▸ **YOUR TASK**:
Look for the string "Approx" and copy every line that has it.

▸ **RECORDED DATA**:
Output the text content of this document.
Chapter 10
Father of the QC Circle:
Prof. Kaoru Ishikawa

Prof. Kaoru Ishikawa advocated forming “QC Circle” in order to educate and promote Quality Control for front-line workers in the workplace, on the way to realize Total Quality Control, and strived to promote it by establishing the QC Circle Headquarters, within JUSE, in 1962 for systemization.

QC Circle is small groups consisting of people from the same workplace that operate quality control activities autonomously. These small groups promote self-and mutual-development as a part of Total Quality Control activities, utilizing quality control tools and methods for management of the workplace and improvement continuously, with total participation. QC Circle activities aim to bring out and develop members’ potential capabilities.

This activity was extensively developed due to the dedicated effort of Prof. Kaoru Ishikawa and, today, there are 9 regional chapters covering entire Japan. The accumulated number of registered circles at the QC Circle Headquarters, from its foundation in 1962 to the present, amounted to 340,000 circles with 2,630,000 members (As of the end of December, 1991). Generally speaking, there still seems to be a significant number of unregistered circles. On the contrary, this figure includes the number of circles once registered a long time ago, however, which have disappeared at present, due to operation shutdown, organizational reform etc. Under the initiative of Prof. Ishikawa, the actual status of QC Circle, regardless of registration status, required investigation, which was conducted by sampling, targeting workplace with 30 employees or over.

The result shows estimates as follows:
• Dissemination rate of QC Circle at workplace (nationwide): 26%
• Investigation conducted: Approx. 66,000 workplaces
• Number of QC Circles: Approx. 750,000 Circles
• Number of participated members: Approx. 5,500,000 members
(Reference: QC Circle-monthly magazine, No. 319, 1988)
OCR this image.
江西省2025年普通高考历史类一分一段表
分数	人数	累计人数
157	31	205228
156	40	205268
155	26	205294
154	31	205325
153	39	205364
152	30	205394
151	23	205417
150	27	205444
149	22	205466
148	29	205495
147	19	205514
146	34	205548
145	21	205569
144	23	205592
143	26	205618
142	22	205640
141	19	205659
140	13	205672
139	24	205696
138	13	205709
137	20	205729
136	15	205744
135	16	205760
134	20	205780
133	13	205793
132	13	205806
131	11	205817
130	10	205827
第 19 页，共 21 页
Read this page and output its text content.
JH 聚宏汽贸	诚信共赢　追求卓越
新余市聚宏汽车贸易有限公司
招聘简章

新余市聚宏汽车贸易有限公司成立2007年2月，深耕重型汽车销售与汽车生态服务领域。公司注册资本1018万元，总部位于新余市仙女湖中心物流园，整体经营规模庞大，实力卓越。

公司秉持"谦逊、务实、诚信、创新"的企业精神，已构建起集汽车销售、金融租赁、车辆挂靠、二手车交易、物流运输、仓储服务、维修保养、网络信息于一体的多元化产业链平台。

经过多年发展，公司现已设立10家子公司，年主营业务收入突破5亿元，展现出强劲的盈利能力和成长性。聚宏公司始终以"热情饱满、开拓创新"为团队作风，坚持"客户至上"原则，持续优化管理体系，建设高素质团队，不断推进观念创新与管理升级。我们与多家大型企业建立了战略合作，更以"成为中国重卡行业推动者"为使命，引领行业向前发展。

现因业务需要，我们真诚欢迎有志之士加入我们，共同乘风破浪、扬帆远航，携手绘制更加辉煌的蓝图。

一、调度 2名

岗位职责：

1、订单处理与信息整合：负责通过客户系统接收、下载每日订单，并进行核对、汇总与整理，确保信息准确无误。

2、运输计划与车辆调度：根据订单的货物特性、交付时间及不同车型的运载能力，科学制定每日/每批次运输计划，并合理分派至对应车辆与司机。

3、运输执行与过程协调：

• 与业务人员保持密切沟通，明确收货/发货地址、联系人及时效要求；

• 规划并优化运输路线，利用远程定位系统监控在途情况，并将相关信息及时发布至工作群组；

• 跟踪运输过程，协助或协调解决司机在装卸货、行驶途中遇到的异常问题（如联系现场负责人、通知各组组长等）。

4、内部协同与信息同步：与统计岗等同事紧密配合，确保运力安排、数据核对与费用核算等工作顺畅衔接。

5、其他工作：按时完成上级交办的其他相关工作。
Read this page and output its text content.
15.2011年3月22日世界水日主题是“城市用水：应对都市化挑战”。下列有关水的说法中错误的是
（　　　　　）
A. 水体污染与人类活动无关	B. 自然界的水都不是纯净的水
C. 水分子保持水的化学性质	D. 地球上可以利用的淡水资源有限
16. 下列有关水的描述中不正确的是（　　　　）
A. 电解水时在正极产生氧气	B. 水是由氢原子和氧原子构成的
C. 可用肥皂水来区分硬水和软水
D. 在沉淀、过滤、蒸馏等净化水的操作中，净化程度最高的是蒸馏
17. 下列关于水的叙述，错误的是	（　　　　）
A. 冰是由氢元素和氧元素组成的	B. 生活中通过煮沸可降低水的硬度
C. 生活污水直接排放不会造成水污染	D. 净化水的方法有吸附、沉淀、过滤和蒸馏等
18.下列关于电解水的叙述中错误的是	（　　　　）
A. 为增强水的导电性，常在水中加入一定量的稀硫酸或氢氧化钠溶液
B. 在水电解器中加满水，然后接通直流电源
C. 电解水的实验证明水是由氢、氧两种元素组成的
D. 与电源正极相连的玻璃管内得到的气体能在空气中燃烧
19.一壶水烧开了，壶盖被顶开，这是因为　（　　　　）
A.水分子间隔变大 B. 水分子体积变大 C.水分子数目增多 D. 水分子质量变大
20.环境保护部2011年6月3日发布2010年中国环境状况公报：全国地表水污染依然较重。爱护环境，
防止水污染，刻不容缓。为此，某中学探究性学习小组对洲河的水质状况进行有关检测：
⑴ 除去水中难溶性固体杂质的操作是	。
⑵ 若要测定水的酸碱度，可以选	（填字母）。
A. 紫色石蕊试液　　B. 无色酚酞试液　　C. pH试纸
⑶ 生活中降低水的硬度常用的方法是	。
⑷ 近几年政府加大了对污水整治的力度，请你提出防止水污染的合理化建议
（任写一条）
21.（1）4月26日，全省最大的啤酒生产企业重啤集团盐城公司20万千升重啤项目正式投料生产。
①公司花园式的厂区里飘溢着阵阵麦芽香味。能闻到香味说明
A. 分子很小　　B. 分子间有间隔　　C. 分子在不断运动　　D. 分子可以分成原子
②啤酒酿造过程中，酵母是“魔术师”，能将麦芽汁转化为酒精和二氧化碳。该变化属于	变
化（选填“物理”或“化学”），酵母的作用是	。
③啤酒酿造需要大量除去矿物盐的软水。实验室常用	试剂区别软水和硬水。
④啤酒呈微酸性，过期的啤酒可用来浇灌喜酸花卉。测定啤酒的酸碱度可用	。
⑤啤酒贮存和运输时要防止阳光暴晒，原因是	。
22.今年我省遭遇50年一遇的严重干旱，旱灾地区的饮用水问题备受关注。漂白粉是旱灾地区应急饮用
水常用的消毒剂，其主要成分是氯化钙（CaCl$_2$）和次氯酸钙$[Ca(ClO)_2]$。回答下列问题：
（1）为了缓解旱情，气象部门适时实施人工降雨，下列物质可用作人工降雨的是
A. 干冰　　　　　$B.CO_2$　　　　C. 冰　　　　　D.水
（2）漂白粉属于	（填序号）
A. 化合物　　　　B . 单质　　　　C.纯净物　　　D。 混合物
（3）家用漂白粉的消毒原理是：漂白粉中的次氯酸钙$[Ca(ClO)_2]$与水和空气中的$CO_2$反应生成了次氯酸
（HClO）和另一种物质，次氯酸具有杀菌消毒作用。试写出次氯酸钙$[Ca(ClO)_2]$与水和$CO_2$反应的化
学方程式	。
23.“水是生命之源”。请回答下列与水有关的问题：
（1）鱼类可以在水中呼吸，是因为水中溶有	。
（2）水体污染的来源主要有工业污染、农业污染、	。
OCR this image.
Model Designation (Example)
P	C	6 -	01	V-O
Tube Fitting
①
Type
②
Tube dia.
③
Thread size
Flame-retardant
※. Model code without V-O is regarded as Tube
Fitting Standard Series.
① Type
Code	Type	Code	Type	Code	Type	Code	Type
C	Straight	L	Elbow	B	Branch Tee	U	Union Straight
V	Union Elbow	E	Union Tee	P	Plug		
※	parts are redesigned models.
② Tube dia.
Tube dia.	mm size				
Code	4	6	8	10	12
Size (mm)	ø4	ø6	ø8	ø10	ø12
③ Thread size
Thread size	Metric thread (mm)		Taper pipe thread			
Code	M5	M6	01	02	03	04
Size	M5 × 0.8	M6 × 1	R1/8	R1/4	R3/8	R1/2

▸ **SOLVED PROBLEM**:
• Investigation conducted: Approx. 66,000 workplaces
• Number of QC Circles: Approx. 750,000 Circles
• Number of participated members: Approx. 5,500,000 members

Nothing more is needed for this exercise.